→ PROBLEM TO SOLVE
Go through the listing below and list every line with "kredytu".

-------- DATA FOR THIS EXERCISE

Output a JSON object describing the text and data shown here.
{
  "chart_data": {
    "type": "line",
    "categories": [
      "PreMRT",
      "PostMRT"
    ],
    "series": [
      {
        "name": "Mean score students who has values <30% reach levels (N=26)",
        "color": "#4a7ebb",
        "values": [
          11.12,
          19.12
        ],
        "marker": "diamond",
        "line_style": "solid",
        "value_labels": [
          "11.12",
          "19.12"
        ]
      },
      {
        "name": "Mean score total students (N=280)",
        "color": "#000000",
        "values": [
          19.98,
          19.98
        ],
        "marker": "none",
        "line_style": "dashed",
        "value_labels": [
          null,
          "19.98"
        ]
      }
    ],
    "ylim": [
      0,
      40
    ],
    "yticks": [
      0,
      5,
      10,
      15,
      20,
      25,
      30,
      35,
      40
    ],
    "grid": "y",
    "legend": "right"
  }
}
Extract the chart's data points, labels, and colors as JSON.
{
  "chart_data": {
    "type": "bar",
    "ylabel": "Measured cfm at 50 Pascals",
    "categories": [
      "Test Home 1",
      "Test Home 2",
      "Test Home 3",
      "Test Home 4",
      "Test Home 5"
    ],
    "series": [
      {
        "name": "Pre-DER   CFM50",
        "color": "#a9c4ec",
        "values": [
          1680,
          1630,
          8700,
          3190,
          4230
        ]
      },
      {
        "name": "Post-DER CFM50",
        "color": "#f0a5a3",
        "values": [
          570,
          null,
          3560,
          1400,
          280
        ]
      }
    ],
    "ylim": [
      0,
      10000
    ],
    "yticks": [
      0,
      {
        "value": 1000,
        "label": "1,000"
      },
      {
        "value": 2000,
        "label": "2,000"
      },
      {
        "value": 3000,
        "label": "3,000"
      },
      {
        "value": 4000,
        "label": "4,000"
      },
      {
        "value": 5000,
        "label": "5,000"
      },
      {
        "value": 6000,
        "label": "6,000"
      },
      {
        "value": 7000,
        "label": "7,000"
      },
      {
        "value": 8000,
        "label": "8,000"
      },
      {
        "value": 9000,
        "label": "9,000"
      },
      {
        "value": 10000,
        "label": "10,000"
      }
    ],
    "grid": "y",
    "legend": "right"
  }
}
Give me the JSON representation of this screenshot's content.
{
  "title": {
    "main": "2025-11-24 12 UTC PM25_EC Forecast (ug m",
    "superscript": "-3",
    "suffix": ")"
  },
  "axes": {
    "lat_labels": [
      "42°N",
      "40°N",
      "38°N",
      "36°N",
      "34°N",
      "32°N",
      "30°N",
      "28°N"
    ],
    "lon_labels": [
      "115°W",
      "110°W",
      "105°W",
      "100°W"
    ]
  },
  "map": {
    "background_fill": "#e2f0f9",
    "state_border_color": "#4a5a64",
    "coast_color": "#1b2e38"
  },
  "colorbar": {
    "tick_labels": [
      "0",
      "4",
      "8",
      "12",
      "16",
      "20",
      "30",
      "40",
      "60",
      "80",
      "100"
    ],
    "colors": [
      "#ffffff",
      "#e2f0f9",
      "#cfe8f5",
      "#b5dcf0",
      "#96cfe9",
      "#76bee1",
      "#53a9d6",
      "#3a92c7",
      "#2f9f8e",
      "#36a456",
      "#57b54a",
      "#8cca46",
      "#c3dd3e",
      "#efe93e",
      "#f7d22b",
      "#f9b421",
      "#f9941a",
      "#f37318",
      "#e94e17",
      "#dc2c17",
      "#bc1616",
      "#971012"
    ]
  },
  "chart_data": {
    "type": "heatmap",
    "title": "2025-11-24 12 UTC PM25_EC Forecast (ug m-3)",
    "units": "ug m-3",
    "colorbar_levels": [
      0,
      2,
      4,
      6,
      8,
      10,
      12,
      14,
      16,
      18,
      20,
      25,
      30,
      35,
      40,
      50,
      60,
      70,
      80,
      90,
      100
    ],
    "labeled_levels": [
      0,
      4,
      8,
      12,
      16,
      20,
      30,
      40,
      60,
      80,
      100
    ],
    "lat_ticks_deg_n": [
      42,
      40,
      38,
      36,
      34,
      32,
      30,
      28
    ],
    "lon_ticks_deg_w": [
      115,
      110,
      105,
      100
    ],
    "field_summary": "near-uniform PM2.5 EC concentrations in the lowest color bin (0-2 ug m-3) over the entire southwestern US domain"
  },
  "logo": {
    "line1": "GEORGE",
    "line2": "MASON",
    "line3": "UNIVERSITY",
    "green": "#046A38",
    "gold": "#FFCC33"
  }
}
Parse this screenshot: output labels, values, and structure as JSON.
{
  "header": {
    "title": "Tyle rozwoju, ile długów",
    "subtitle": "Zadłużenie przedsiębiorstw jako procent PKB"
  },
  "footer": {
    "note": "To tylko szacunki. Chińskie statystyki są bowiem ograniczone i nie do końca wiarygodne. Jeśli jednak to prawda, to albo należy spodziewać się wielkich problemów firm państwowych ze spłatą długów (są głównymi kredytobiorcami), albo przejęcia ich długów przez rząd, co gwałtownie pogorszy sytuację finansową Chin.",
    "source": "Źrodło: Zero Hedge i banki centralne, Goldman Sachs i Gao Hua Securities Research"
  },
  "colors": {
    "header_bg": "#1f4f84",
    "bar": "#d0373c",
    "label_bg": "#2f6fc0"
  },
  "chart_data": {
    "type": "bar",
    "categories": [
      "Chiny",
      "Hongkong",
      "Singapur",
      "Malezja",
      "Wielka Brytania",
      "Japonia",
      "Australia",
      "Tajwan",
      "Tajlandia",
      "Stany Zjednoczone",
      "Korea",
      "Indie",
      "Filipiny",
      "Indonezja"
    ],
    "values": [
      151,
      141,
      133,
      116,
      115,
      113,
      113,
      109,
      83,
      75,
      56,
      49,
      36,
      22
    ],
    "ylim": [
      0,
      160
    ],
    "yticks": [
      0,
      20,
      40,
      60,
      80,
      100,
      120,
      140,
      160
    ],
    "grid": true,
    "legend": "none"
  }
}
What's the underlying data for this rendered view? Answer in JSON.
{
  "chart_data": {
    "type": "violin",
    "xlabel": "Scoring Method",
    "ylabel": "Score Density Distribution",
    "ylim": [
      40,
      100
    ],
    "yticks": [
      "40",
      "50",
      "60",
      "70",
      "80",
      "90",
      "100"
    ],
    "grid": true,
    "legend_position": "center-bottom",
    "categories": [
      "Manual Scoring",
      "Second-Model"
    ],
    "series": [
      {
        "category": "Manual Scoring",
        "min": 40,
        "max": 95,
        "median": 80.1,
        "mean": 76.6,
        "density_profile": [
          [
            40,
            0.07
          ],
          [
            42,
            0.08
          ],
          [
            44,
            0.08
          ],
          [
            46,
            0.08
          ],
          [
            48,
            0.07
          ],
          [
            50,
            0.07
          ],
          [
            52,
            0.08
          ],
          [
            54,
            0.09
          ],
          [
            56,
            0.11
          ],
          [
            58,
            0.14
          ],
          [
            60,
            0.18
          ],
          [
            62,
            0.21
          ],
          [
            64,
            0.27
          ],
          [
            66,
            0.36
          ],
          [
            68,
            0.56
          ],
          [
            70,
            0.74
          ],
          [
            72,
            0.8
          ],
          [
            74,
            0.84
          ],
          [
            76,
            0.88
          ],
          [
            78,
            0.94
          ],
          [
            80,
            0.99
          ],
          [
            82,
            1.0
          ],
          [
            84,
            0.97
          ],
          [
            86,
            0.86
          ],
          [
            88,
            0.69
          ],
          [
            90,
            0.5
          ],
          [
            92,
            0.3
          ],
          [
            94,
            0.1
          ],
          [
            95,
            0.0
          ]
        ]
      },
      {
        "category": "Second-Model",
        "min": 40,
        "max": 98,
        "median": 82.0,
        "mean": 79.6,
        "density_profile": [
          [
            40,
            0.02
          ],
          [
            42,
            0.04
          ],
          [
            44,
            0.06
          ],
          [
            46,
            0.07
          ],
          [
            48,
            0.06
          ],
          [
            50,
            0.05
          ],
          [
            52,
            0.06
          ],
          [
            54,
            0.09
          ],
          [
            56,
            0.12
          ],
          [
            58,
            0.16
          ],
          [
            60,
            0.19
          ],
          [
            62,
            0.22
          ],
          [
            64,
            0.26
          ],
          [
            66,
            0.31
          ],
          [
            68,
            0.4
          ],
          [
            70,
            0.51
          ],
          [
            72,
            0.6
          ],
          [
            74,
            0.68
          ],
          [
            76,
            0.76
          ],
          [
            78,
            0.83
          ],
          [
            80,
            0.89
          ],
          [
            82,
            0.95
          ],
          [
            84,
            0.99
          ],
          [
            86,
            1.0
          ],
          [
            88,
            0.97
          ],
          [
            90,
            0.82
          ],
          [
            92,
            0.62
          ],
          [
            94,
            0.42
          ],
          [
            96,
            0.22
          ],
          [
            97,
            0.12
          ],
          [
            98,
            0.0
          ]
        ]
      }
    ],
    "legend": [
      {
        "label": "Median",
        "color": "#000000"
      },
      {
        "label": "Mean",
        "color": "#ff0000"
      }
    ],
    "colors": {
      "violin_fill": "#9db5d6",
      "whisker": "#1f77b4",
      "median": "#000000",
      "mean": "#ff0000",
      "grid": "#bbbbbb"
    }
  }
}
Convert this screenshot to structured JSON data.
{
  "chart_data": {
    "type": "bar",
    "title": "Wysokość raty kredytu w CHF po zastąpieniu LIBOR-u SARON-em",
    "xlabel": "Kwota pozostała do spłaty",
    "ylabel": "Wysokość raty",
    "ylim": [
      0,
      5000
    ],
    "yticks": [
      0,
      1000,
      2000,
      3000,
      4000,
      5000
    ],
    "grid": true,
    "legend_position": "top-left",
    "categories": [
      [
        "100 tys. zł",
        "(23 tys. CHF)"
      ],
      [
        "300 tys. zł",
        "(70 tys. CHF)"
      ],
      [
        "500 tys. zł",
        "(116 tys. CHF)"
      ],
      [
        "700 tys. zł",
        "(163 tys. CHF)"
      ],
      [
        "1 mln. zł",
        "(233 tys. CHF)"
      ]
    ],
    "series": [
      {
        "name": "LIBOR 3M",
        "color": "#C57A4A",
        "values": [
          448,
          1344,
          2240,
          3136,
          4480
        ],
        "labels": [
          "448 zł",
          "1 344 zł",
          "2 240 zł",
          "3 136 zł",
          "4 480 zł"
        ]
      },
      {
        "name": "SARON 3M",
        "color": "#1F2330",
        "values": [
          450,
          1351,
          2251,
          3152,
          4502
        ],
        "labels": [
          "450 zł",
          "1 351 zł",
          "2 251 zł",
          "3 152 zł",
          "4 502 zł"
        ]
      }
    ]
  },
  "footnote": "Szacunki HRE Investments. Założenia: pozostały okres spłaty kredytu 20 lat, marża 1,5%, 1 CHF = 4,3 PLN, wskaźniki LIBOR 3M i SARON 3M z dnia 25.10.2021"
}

----------------

→ SOLUTION TO THIS TASK
    "title": "Wysokość raty kredytu w CHF po zastąpieniu LIBOR-u SARON-em",
  "footnote": "Szacunki HRE Investments. Założenia: pozostały okres spłaty kredytu 20 lat, marża 1,5%, 1 CHF = 4,3 PLN, wskaźniki LIBOR 3M i SARON 3M z dnia 25.10.2021"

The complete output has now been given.